** START **
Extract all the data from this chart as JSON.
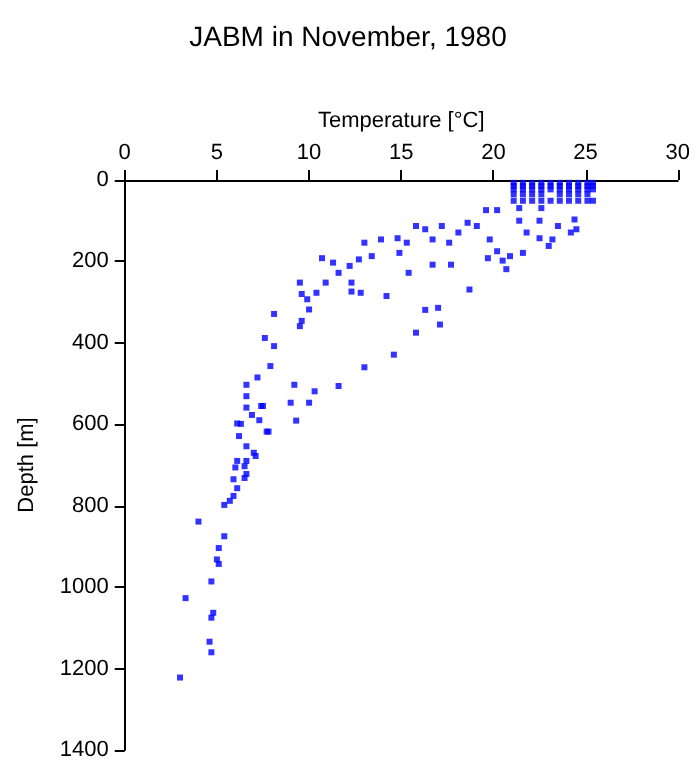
{
  "chart_data": {
    "type": "scatter",
    "title": "JABM in November, 1980",
    "xlabel": "Temperature [°C]",
    "ylabel": "Depth [m]",
    "xlim": [
      0,
      30
    ],
    "xticks": [
      0,
      5,
      10,
      15,
      20,
      25,
      30
    ],
    "ylim": [
      1400,
      0
    ],
    "yticks": [
      0,
      200,
      400,
      600,
      800,
      1000,
      1200,
      1400
    ],
    "grid": false,
    "marker": "square",
    "series": [
      {
        "color": "#0000ff",
        "x": [
          21.1,
          21.6,
          22.1,
          22.6,
          23.1,
          23.6,
          24.1,
          24.6,
          25.1,
          25.4,
          21.1,
          21.6,
          22.1,
          22.6,
          23.1,
          23.6,
          24.1,
          24.6,
          25.1,
          25.4,
          21.1,
          21.6,
          22.1,
          22.6,
          23.1,
          23.6,
          24.1,
          24.6,
          25.1,
          25.4,
          21.1,
          21.6,
          22.1,
          22.6,
          23.6,
          24.1,
          24.6,
          25.1,
          21.1,
          21.6,
          22.1,
          22.6,
          23.1,
          23.6,
          24.1,
          24.6,
          25.1,
          25.4,
          19.6,
          20.2,
          21.4,
          22.6,
          24.4,
          24.5,
          24.2,
          23.2,
          22.5,
          21.8,
          21.4,
          22.5,
          23.5,
          23.0,
          21.6,
          20.9,
          20.5,
          20.7,
          20.2,
          19.7,
          19.8,
          19.1,
          18.6,
          18.1,
          17.6,
          17.2,
          16.7,
          16.3,
          15.8,
          15.3,
          14.9,
          14.8,
          13.9,
          13.0,
          13.4,
          12.7,
          12.2,
          11.6,
          11.3,
          10.7,
          10.9,
          10.4,
          9.6,
          9.5,
          9.9,
          10.0,
          9.5,
          9.6,
          8.1,
          7.6,
          8.1,
          7.9,
          7.2,
          6.6,
          6.6,
          6.6,
          6.1,
          7.4,
          7.7,
          9.2,
          9.0,
          9.3,
          10.0,
          10.3,
          11.6,
          13.0,
          14.6,
          15.8,
          16.3,
          17.0,
          17.1,
          18.7,
          17.7,
          16.7,
          15.4,
          14.2,
          12.8,
          12.3,
          12.3,
          7.5,
          6.9,
          6.3,
          7.3,
          7.8,
          6.2,
          6.6,
          7.0,
          7.1,
          6.1,
          6.6,
          6.5,
          6.0,
          6.6,
          6.5,
          5.9,
          6.1,
          5.9,
          5.7,
          5.4,
          4.0,
          5.4,
          5.1,
          5.0,
          5.1,
          4.7,
          3.3,
          4.8,
          4.7,
          4.6,
          4.7,
          3.0
        ],
        "values": [
          7,
          7,
          7,
          7,
          7,
          7,
          7,
          7,
          7,
          7,
          15,
          15,
          15,
          15,
          15,
          15,
          15,
          15,
          15,
          15,
          23,
          23,
          23,
          23,
          23,
          23,
          23,
          23,
          23,
          23,
          35,
          35,
          35,
          35,
          35,
          35,
          35,
          35,
          51,
          51,
          51,
          51,
          51,
          51,
          51,
          51,
          51,
          51,
          74,
          74,
          69,
          69,
          97,
          121,
          129,
          146,
          143,
          129,
          100,
          100,
          113,
          162,
          179,
          187,
          198,
          219,
          175,
          192,
          146,
          113,
          105,
          129,
          154,
          113,
          146,
          121,
          113,
          154,
          179,
          143,
          146,
          154,
          187,
          195,
          211,
          228,
          203,
          192,
          252,
          277,
          280,
          252,
          293,
          318,
          359,
          346,
          329,
          388,
          408,
          457,
          485,
          503,
          531,
          559,
          598,
          555,
          618,
          503,
          547,
          591,
          547,
          519,
          506,
          460,
          429,
          375,
          319,
          314,
          355,
          269,
          208,
          208,
          228,
          285,
          277,
          252,
          274,
          555,
          577,
          599,
          590,
          618,
          629,
          654,
          670,
          678,
          690,
          690,
          703,
          706,
          722,
          732,
          735,
          757,
          776,
          788,
          798,
          839,
          875,
          904,
          932,
          943,
          986,
          1027,
          1063,
          1075,
          1134,
          1160,
          1222
        ]
      }
    ]
  }
}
** END **
• _What is expected_
In your copy, repeat each record exactly and include no pictures.

• _Expected answer_
Extract all the data from this chart as JSON.
{
  "chart_data": {
    "type": "scatter",
    "title": "JABM in November, 1980",
    "xlabel": "Temperature [°C]",
    "ylabel": "Depth [m]",
    "xlim": [
      0,
      30
    ],
    "xticks": [
      0,
      5,
      10,
      15,
      20,
      25,
      30
    ],
    "ylim": [
      1400,
      0
    ],
    "yticks": [
      0,
      200,
      400,
      600,
      800,
      1000,
      1200,
      1400
    ],
    "grid": false,
    "marker": "square",
    "series": [
      {
        "color": "#0000ff",
        "x": [
          21.1,
          21.6,
          22.1,
          22.6,
          23.1,
          23.6,
          24.1,
          24.6,
          25.1,
          25.4,
          21.1,
          21.6,
          22.1,
          22.6,
          23.1,
          23.6,
          24.1,
          24.6,
          25.1,
          25.4,
          21.1,
          21.6,
          22.1,
          22.6,
          23.1,
          23.6,
          24.1,
          24.6,
          25.1,
          25.4,
          21.1,
          21.6,
          22.1,
          22.6,
          23.6,
          24.1,
          24.6,
          25.1,
          21.1,
          21.6,
          22.1,
          22.6,
          23.1,
          23.6,
          24.1,
          24.6,
          25.1,
          25.4,
          19.6,
          20.2,
          21.4,
          22.6,
          24.4,
          24.5,
          24.2,
          23.2,
          22.5,
          21.8,
          21.4,
          22.5,
          23.5,
          23.0,
          21.6,
          20.9,
          20.5,
          20.7,
          20.2,
          19.7,
          19.8,
          19.1,
          18.6,
          18.1,
          17.6,
          17.2,
          16.7,
          16.3,
          15.8,
          15.3,
          14.9,
          14.8,
          13.9,
          13.0,
          13.4,
          12.7,
          12.2,
          11.6,
          11.3,
          10.7,
          10.9,
          10.4,
          9.6,
          9.5,
          9.9,
          10.0,
          9.5,
          9.6,
          8.1,
          7.6,
          8.1,
          7.9,
          7.2,
          6.6,
          6.6,
          6.6,
          6.1,
          7.4,
          7.7,
          9.2,
          9.0,
          9.3,
          10.0,
          10.3,
          11.6,
          13.0,
          14.6,
          15.8,
          16.3,
          17.0,
          17.1,
          18.7,
          17.7,
          16.7,
          15.4,
          14.2,
          12.8,
          12.3,
          12.3,
          7.5,
          6.9,
          6.3,
          7.3,
          7.8,
          6.2,
          6.6,
          7.0,
          7.1,
          6.1,
          6.6,
          6.5,
          6.0,
          6.6,
          6.5,
          5.9,
          6.1,
          5.9,
          5.7,
          5.4,
          4.0,
          5.4,
          5.1,
          5.0,
          5.1,
          4.7,
          3.3,
          4.8,
          4.7,
          4.6,
          4.7,
          3.0
        ],
        "values": [
          7,
          7,
          7,
          7,
          7,
          7,
          7,
          7,
          7,
          7,
          15,
          15,
          15,
          15,
          15,
          15,
          15,
          15,
          15,
          15,
          23,
          23,
          23,
          23,
          23,
          23,
          23,
          23,
          23,
          23,
          35,
          35,
          35,
          35,
          35,
          35,
          35,
          35,
          51,
          51,
          51,
          51,
          51,
          51,
          51,
          51,
          51,
          51,
          74,
          74,
          69,
          69,
          97,
          121,
          129,
          146,
          143,
          129,
          100,
          100,
          113,
          162,
          179,
          187,
          198,
          219,
          175,
          192,
          146,
          113,
          105,
          129,
          154,
          113,
          146,
          121,
          113,
          154,
          179,
          143,
          146,
          154,
          187,
          195,
          211,
          228,
          203,
          192,
          252,
          277,
          280,
          252,
          293,
          318,
          359,
          346,
          329,
          388,
          408,
          457,
          485,
          503,
          531,
          559,
          598,
          555,
          618,
          503,
          547,
          591,
          547,
          519,
          506,
          460,
          429,
          375,
          319,
          314,
          355,
          269,
          208,
          208,
          228,
          285,
          277,
          252,
          274,
          555,
          577,
          599,
          590,
          618,
          629,
          654,
          670,
          678,
          690,
          690,
          703,
          706,
          722,
          732,
          735,
          757,
          776,
          788,
          798,
          839,
          875,
          904,
          932,
          943,
          986,
          1027,
          1063,
          1075,
          1134,
          1160,
          1222
        ]
      }
    ]
  }
}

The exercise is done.